Getting Linker's "Religious Test" wrong

By: Patrick Deneen

November 15, 2010

Damon Linker - former editor of "First Things" and author of the book Theocons - has written a new book entitled The Religious Test. In the book, he argues on behalf of several "tests" whereby the belief of political leaders can be measured and assessed by the polity. He argues that religious expressions are to stand before the bar of liberalism, and where found wanting, should be rejected by the electorate and even curtailed by the liberal state.
What follows are my critical remarks about his book, which I offered last week at an event hosted by the Boisi Center at Boston College.

In his book, Linker writes of several specific areas in which public expressions of religion potentially stand in contradiction to the norms of liberalism. Among these are areas relating to religious pluralism; the priority of liberalism (and the Constitution) over public religious claims; the requirement of science to be free of superstition; the eschewal of claims to know God's providence; and the need to accept diverse views on sexual behavior and arrangements. In all of these areas, Linker argues that liberalism is the standard by which the public claims of religion are to be judged.

Linker concludes his book with a criticism of such "new atheist" authors as Richard Dawkins and Sam Harris, differentiating himself inasmuch as he does not seek the wholesale elimination of religious belief, but rather to ensure that where it persists, that it be quarantined to largely private expressions. For example, he draws a stark distinction between the kind of religious belief and practices of the Amish, who - while relatively closed and authoritarian - nevertheless do not seek to alter the political composition of the polity - and the kinds of belief and practices of a growing number of home-schooling Americans, many of whom express a strong commitment to changing American law through by campaigning for and voting on behalf of elected representatives. In the latter case, Linker argues, its activities threaten to use the mechanisms of the liberal State to advance a set of sectarian aims. It is not the belief as such that worries Linker, but its potential for political influence. Thus, he concludes, "If the home-schooling movement continues to grow, and if significant numbers of its members continue to view their separatism as a prelude to overthrowing elements of the liberal political order, then the liberal state might have to revisit the issue in the name of defending the common good." In the end, his arguments end up being politically and practically indistinguishable from the New Atheists - so long as religious belief remains sealed and safe behind private walls, it can be tolerated. Otherwise, there is a danger that the liberal commitment of neutrality to all ultimate ends could be compromised by an infusion of religiously-influenced belief.

____________________

# Stated goal
Answer these questions using the review of Linker's book:
1. Which publication did Damon Linker formerly edit?
2. Where did the reviewer present these critical remarks?
3. Which two "new atheist" authors does Linker criticize at the end of his book?
The rows come from a separate source, unrelated to the review of Linker's book.

____________________

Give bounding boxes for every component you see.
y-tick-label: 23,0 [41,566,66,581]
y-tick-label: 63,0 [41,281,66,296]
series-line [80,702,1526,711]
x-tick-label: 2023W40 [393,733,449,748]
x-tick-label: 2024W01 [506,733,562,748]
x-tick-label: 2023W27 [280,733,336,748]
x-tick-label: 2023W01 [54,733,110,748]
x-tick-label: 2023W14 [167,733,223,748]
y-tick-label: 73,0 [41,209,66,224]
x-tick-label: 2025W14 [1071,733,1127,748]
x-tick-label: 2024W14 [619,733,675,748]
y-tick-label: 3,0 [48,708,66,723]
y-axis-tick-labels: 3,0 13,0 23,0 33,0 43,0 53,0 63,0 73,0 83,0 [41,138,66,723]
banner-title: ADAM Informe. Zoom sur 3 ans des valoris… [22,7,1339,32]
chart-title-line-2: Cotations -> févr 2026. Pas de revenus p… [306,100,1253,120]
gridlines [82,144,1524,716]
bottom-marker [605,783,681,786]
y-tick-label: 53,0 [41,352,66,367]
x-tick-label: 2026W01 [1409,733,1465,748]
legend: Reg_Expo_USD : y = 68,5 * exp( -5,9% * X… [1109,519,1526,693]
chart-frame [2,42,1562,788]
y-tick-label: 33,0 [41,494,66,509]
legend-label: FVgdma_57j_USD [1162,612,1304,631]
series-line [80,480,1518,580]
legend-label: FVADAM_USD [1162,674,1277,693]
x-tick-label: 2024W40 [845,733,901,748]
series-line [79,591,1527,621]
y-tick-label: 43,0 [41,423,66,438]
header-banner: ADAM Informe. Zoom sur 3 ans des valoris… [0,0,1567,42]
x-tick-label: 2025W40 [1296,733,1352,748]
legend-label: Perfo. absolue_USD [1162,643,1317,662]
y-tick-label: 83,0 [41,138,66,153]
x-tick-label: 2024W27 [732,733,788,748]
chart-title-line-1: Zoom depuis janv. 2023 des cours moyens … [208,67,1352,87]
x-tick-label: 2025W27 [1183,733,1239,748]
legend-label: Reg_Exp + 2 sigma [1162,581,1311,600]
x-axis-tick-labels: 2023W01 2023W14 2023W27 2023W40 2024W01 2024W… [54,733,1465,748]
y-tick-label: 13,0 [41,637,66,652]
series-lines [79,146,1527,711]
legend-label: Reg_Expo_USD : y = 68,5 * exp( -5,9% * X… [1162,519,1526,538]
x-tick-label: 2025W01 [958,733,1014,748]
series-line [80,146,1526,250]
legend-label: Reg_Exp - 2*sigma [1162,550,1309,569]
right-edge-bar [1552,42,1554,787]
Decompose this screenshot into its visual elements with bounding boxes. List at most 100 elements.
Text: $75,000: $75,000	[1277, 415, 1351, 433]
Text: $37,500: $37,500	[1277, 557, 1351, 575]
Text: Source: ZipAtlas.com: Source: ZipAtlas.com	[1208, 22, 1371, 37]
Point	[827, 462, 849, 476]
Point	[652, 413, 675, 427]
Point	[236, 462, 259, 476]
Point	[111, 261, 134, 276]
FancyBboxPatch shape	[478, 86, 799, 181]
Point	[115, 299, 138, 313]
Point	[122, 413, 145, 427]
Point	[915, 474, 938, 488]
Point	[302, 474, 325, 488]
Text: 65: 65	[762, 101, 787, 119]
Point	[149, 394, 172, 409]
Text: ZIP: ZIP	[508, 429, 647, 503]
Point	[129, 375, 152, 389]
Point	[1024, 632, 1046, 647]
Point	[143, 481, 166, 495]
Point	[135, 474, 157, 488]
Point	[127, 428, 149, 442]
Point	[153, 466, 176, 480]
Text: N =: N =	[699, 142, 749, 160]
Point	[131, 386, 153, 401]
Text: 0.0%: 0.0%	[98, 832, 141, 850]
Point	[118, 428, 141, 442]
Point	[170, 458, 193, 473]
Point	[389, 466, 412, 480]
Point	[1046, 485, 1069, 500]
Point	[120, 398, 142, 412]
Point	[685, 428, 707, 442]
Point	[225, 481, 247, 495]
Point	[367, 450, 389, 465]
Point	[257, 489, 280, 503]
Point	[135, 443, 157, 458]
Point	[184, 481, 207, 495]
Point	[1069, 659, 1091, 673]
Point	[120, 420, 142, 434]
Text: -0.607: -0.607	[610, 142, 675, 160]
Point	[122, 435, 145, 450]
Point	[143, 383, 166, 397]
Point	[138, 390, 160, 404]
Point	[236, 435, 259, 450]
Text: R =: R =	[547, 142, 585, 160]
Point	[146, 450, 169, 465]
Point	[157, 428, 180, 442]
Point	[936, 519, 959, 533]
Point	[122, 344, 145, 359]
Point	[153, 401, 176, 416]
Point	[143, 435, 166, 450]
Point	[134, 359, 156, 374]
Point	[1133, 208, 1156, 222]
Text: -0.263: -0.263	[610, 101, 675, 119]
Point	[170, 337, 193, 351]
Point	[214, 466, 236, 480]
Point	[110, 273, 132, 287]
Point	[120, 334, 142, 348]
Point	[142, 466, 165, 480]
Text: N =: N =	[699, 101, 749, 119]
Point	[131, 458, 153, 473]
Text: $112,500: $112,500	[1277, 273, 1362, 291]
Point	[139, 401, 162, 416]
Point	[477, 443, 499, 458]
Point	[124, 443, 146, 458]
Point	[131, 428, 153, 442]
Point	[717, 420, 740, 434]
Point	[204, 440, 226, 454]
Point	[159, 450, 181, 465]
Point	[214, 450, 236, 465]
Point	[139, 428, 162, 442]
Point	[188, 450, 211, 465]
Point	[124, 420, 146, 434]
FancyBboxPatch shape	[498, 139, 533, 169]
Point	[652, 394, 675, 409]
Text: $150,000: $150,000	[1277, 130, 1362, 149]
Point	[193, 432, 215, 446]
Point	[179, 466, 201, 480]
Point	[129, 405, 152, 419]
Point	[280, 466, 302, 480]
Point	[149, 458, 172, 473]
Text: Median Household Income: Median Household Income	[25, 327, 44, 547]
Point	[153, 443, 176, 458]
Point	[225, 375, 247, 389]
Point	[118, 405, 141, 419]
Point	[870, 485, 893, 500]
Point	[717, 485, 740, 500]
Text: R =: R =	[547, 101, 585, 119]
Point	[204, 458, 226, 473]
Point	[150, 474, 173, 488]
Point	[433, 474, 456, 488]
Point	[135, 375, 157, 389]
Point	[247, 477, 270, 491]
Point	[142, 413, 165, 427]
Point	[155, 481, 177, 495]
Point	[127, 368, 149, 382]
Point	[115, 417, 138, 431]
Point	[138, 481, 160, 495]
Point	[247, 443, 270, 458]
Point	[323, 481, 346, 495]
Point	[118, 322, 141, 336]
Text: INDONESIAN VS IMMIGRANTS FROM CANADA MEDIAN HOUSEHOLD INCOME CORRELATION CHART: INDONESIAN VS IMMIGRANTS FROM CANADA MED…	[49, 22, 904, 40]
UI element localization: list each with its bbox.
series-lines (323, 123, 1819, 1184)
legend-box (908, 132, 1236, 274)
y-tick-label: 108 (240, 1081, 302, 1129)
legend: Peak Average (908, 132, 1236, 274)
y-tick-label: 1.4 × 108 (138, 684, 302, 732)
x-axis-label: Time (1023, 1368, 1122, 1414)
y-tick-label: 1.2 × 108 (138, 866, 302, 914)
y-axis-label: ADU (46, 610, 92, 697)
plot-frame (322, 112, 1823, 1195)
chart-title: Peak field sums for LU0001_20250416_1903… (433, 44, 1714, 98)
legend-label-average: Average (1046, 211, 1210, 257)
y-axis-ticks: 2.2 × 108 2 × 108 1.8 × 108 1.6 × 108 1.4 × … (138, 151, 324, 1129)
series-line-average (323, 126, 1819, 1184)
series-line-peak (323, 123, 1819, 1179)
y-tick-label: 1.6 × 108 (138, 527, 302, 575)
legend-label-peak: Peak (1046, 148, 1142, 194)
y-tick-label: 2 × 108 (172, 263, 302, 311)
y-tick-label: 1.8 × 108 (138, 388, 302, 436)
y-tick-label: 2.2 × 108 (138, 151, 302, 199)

____________________

# Task result
1. "First Things"
2. At an event hosted by the Boisi Center at Boston College
3. Richard Dawkins and Sam Harris